++++ Input for this task ++++
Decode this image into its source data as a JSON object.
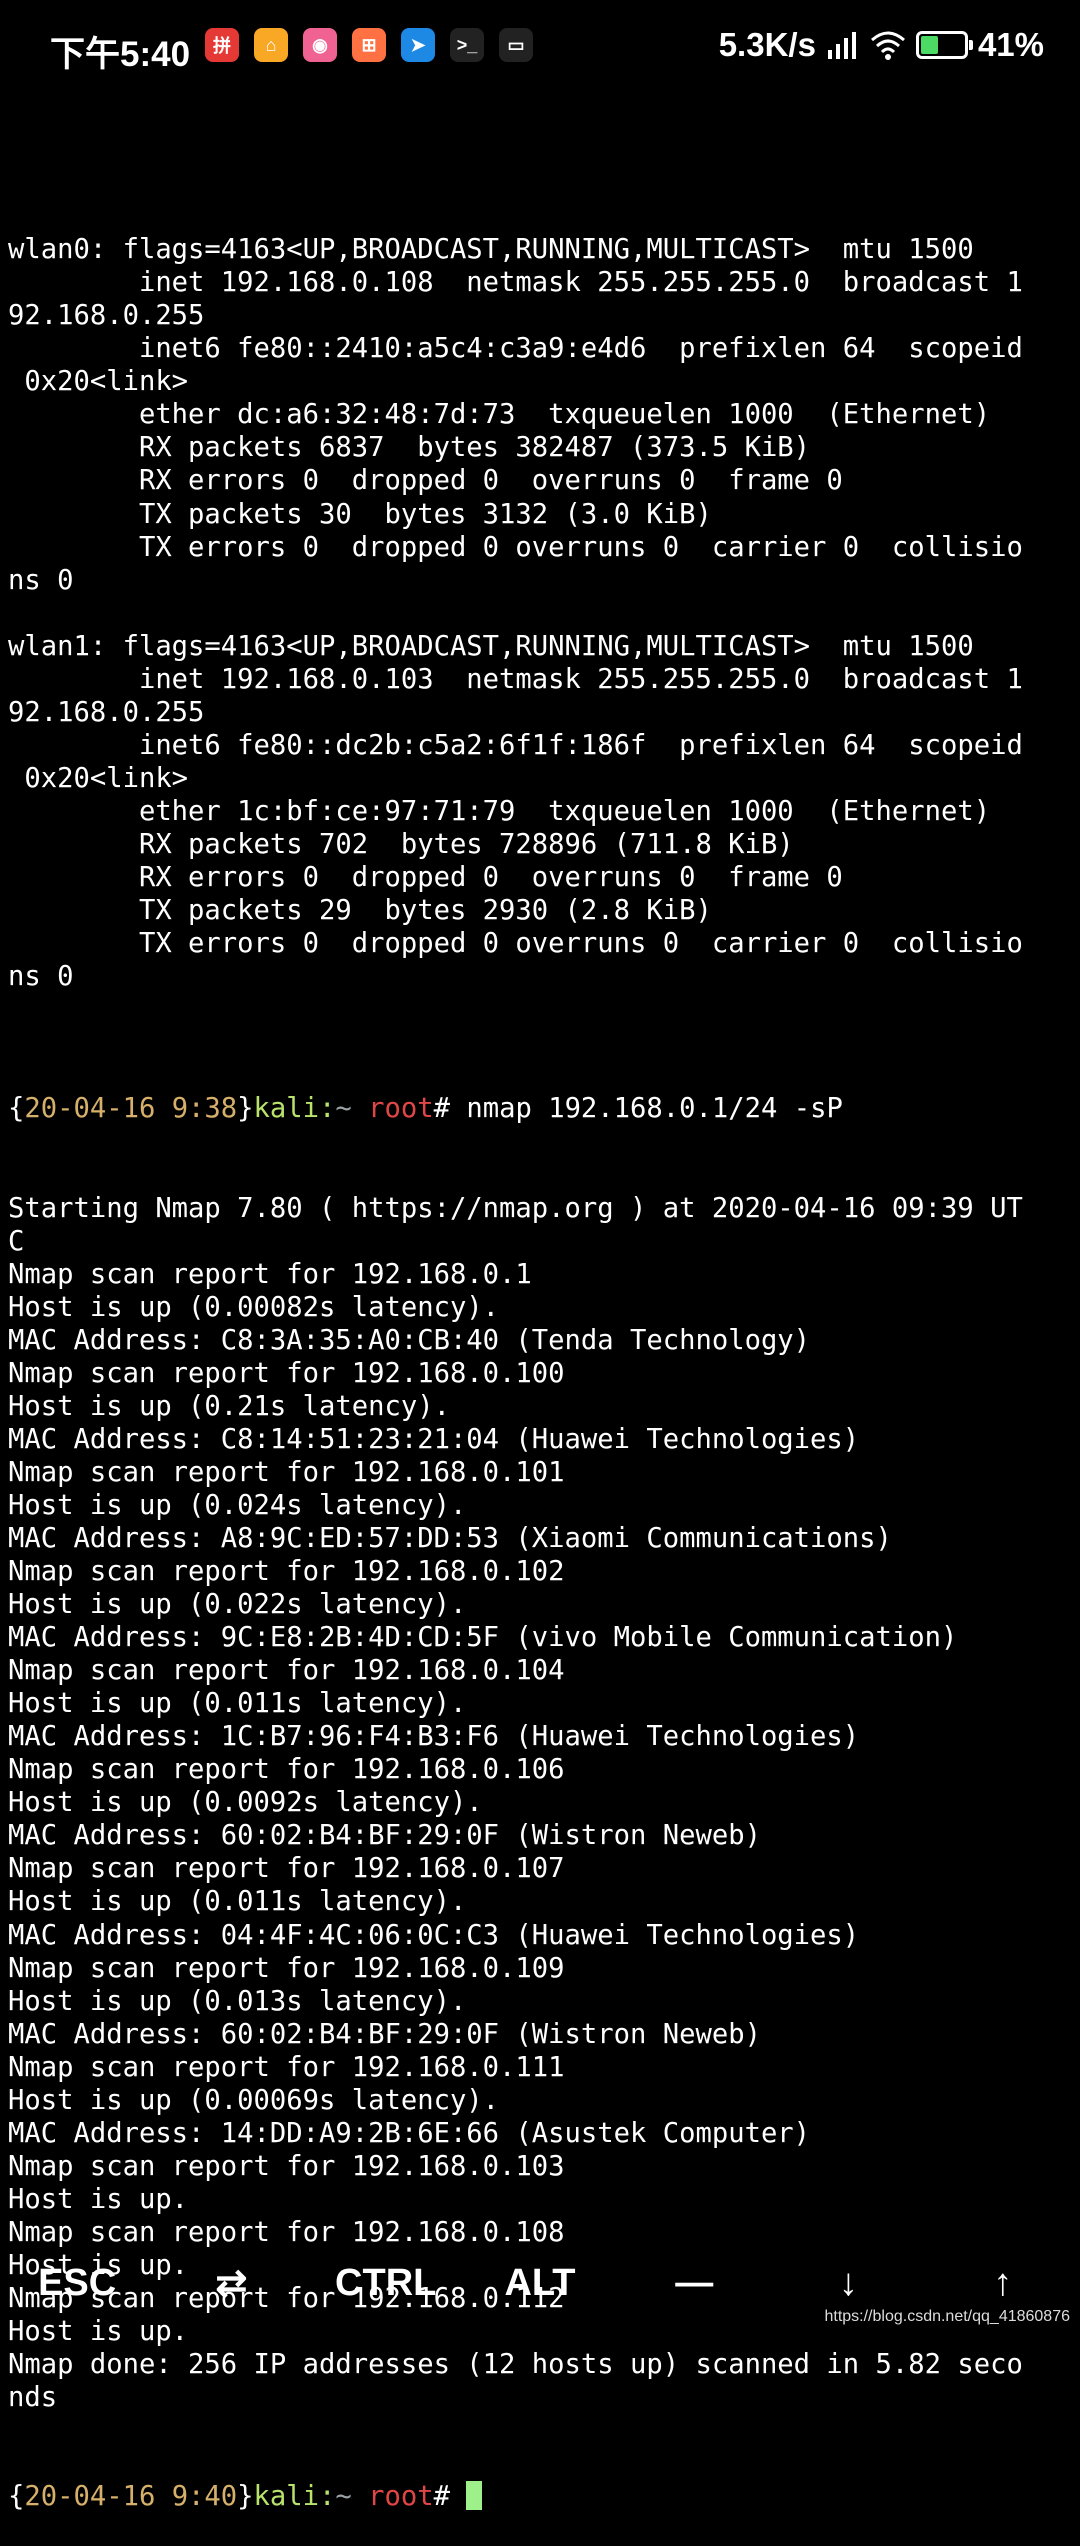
{
  "status_bar": {
    "time": "下午5:40",
    "notification_icons": [
      {
        "name": "app-icon-1",
        "glyph": "拼",
        "color": "#e53935"
      },
      {
        "name": "app-icon-2",
        "glyph": "⌂",
        "color": "#f9a825"
      },
      {
        "name": "app-icon-3",
        "glyph": "◉",
        "color": "#f06292"
      },
      {
        "name": "app-icon-4",
        "glyph": "⊞",
        "color": "#ff7043"
      },
      {
        "name": "app-icon-5",
        "glyph": "➤",
        "color": "#1e88e5"
      },
      {
        "name": "terminal-icon",
        "glyph": ">_",
        "color": "#222222"
      },
      {
        "name": "screen-icon",
        "glyph": "▭",
        "color": "#222222"
      }
    ],
    "net_speed": "5.3K/s",
    "battery_percent": 41,
    "battery_label": "41%"
  },
  "prompt": {
    "open": "{",
    "date": "20-04-16 9:38",
    "date2": "20-04-16 9:40",
    "close": "}",
    "host": "kali:",
    "tilde": "~",
    "user": " root",
    "hash": "# ",
    "command": "nmap 192.168.0.1/24 -sP"
  },
  "terminal_lines_before": [
    "",
    "wlan0: flags=4163<UP,BROADCAST,RUNNING,MULTICAST>  mtu 1500",
    "        inet 192.168.0.108  netmask 255.255.255.0  broadcast 1",
    "92.168.0.255",
    "        inet6 fe80::2410:a5c4:c3a9:e4d6  prefixlen 64  scopeid",
    " 0x20<link>",
    "        ether dc:a6:32:48:7d:73  txqueuelen 1000  (Ethernet)",
    "        RX packets 6837  bytes 382487 (373.5 KiB)",
    "        RX errors 0  dropped 0  overruns 0  frame 0",
    "        TX packets 30  bytes 3132 (3.0 KiB)",
    "        TX errors 0  dropped 0 overruns 0  carrier 0  collisio",
    "ns 0",
    "",
    "wlan1: flags=4163<UP,BROADCAST,RUNNING,MULTICAST>  mtu 1500",
    "        inet 192.168.0.103  netmask 255.255.255.0  broadcast 1",
    "92.168.0.255",
    "        inet6 fe80::dc2b:c5a2:6f1f:186f  prefixlen 64  scopeid",
    " 0x20<link>",
    "        ether 1c:bf:ce:97:71:79  txqueuelen 1000  (Ethernet)",
    "        RX packets 702  bytes 728896 (711.8 KiB)",
    "        RX errors 0  dropped 0  overruns 0  frame 0",
    "        TX packets 29  bytes 2930 (2.8 KiB)",
    "        TX errors 0  dropped 0 overruns 0  carrier 0  collisio",
    "ns 0",
    ""
  ],
  "terminal_lines_after": [
    "Starting Nmap 7.80 ( https://nmap.org ) at 2020-04-16 09:39 UT",
    "C",
    "Nmap scan report for 192.168.0.1",
    "Host is up (0.00082s latency).",
    "MAC Address: C8:3A:35:A0:CB:40 (Tenda Technology)",
    "Nmap scan report for 192.168.0.100",
    "Host is up (0.21s latency).",
    "MAC Address: C8:14:51:23:21:04 (Huawei Technologies)",
    "Nmap scan report for 192.168.0.101",
    "Host is up (0.024s latency).",
    "MAC Address: A8:9C:ED:57:DD:53 (Xiaomi Communications)",
    "Nmap scan report for 192.168.0.102",
    "Host is up (0.022s latency).",
    "MAC Address: 9C:E8:2B:4D:CD:5F (vivo Mobile Communication)",
    "Nmap scan report for 192.168.0.104",
    "Host is up (0.011s latency).",
    "MAC Address: 1C:B7:96:F4:B3:F6 (Huawei Technologies)",
    "Nmap scan report for 192.168.0.106",
    "Host is up (0.0092s latency).",
    "MAC Address: 60:02:B4:BF:29:0F (Wistron Neweb)",
    "Nmap scan report for 192.168.0.107",
    "Host is up (0.011s latency).",
    "MAC Address: 04:4F:4C:06:0C:C3 (Huawei Technologies)",
    "Nmap scan report for 192.168.0.109",
    "Host is up (0.013s latency).",
    "MAC Address: 60:02:B4:BF:29:0F (Wistron Neweb)",
    "Nmap scan report for 192.168.0.111",
    "Host is up (0.00069s latency).",
    "MAC Address: 14:DD:A9:2B:6E:66 (Asustek Computer)",
    "Nmap scan report for 192.168.0.103",
    "Host is up.",
    "Nmap scan report for 192.168.0.108",
    "Host is up.",
    "Nmap scan report for 192.168.0.112",
    "Host is up.",
    "Nmap done: 256 IP addresses (12 hosts up) scanned in 5.82 seco",
    "nds"
  ],
  "extra_keys": [
    {
      "name": "esc-key",
      "label": "ESC"
    },
    {
      "name": "tab-key",
      "label": "⇄"
    },
    {
      "name": "ctrl-key",
      "label": "CTRL"
    },
    {
      "name": "alt-key",
      "label": "ALT"
    },
    {
      "name": "dash-key",
      "label": "—"
    },
    {
      "name": "arrow-down-key",
      "label": "↓"
    },
    {
      "name": "arrow-up-key",
      "label": "↑"
    }
  ],
  "watermark": "https://blog.csdn.net/qq_41860876"
}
++++
Goal -
Repeat each entry exactly as it appears; skip any picture.

Exercise solution -
Decode this image into its source data as a JSON object.
{
  "status_bar": {
    "time": "下午5:40",
    "notification_icons": [
      {
        "name": "app-icon-1",
        "glyph": "拼",
        "color": "#e53935"
      },
      {
        "name": "app-icon-2",
        "glyph": "⌂",
        "color": "#f9a825"
      },
      {
        "name": "app-icon-3",
        "glyph": "◉",
        "color": "#f06292"
      },
      {
        "name": "app-icon-4",
        "glyph": "⊞",
        "color": "#ff7043"
      },
      {
        "name": "app-icon-5",
        "glyph": "➤",
        "color": "#1e88e5"
      },
      {
        "name": "terminal-icon",
        "glyph": ">_",
        "color": "#222222"
      },
      {
        "name": "screen-icon",
        "glyph": "▭",
        "color": "#222222"
      }
    ],
    "net_speed": "5.3K/s",
    "battery_percent": 41,
    "battery_label": "41%"
  },
  "prompt": {
    "open": "{",
    "date": "20-04-16 9:38",
    "date2": "20-04-16 9:40",
    "close": "}",
    "host": "kali:",
    "tilde": "~",
    "user": " root",
    "hash": "# ",
    "command": "nmap 192.168.0.1/24 -sP"
  },
  "terminal_lines_before": [
    "",
    "wlan0: flags=4163<UP,BROADCAST,RUNNING,MULTICAST>  mtu 1500",
    "        inet 192.168.0.108  netmask 255.255.255.0  broadcast 1",
    "92.168.0.255",
    "        inet6 fe80::2410:a5c4:c3a9:e4d6  prefixlen 64  scopeid",
    " 0x20<link>",
    "        ether dc:a6:32:48:7d:73  txqueuelen 1000  (Ethernet)",
    "        RX packets 6837  bytes 382487 (373.5 KiB)",
    "        RX errors 0  dropped 0  overruns 0  frame 0",
    "        TX packets 30  bytes 3132 (3.0 KiB)",
    "        TX errors 0  dropped 0 overruns 0  carrier 0  collisio",
    "ns 0",
    "",
    "wlan1: flags=4163<UP,BROADCAST,RUNNING,MULTICAST>  mtu 1500",
    "        inet 192.168.0.103  netmask 255.255.255.0  broadcast 1",
    "92.168.0.255",
    "        inet6 fe80::dc2b:c5a2:6f1f:186f  prefixlen 64  scopeid",
    " 0x20<link>",
    "        ether 1c:bf:ce:97:71:79  txqueuelen 1000  (Ethernet)",
    "        RX packets 702  bytes 728896 (711.8 KiB)",
    "        RX errors 0  dropped 0  overruns 0  frame 0",
    "        TX packets 29  bytes 2930 (2.8 KiB)",
    "        TX errors 0  dropped 0 overruns 0  carrier 0  collisio",
    "ns 0",
    ""
  ],
  "terminal_lines_after": [
    "Starting Nmap 7.80 ( https://nmap.org ) at 2020-04-16 09:39 UT",
    "C",
    "Nmap scan report for 192.168.0.1",
    "Host is up (0.00082s latency).",
    "MAC Address: C8:3A:35:A0:CB:40 (Tenda Technology)",
    "Nmap scan report for 192.168.0.100",
    "Host is up (0.21s latency).",
    "MAC Address: C8:14:51:23:21:04 (Huawei Technologies)",
    "Nmap scan report for 192.168.0.101",
    "Host is up (0.024s latency).",
    "MAC Address: A8:9C:ED:57:DD:53 (Xiaomi Communications)",
    "Nmap scan report for 192.168.0.102",
    "Host is up (0.022s latency).",
    "MAC Address: 9C:E8:2B:4D:CD:5F (vivo Mobile Communication)",
    "Nmap scan report for 192.168.0.104",
    "Host is up (0.011s latency).",
    "MAC Address: 1C:B7:96:F4:B3:F6 (Huawei Technologies)",
    "Nmap scan report for 192.168.0.106",
    "Host is up (0.0092s latency).",
    "MAC Address: 60:02:B4:BF:29:0F (Wistron Neweb)",
    "Nmap scan report for 192.168.0.107",
    "Host is up (0.011s latency).",
    "MAC Address: 04:4F:4C:06:0C:C3 (Huawei Technologies)",
    "Nmap scan report for 192.168.0.109",
    "Host is up (0.013s latency).",
    "MAC Address: 60:02:B4:BF:29:0F (Wistron Neweb)",
    "Nmap scan report for 192.168.0.111",
    "Host is up (0.00069s latency).",
    "MAC Address: 14:DD:A9:2B:6E:66 (Asustek Computer)",
    "Nmap scan report for 192.168.0.103",
    "Host is up.",
    "Nmap scan report for 192.168.0.108",
    "Host is up.",
    "Nmap scan report for 192.168.0.112",
    "Host is up.",
    "Nmap done: 256 IP addresses (12 hosts up) scanned in 5.82 seco",
    "nds"
  ],
  "extra_keys": [
    {
      "name": "esc-key",
      "label": "ESC"
    },
    {
      "name": "tab-key",
      "label": "⇄"
    },
    {
      "name": "ctrl-key",
      "label": "CTRL"
    },
    {
      "name": "alt-key",
      "label": "ALT"
    },
    {
      "name": "dash-key",
      "label": "—"
    },
    {
      "name": "arrow-down-key",
      "label": "↓"
    },
    {
      "name": "arrow-up-key",
      "label": "↑"
    }
  ],
  "watermark": "https://blog.csdn.net/qq_41860876"
}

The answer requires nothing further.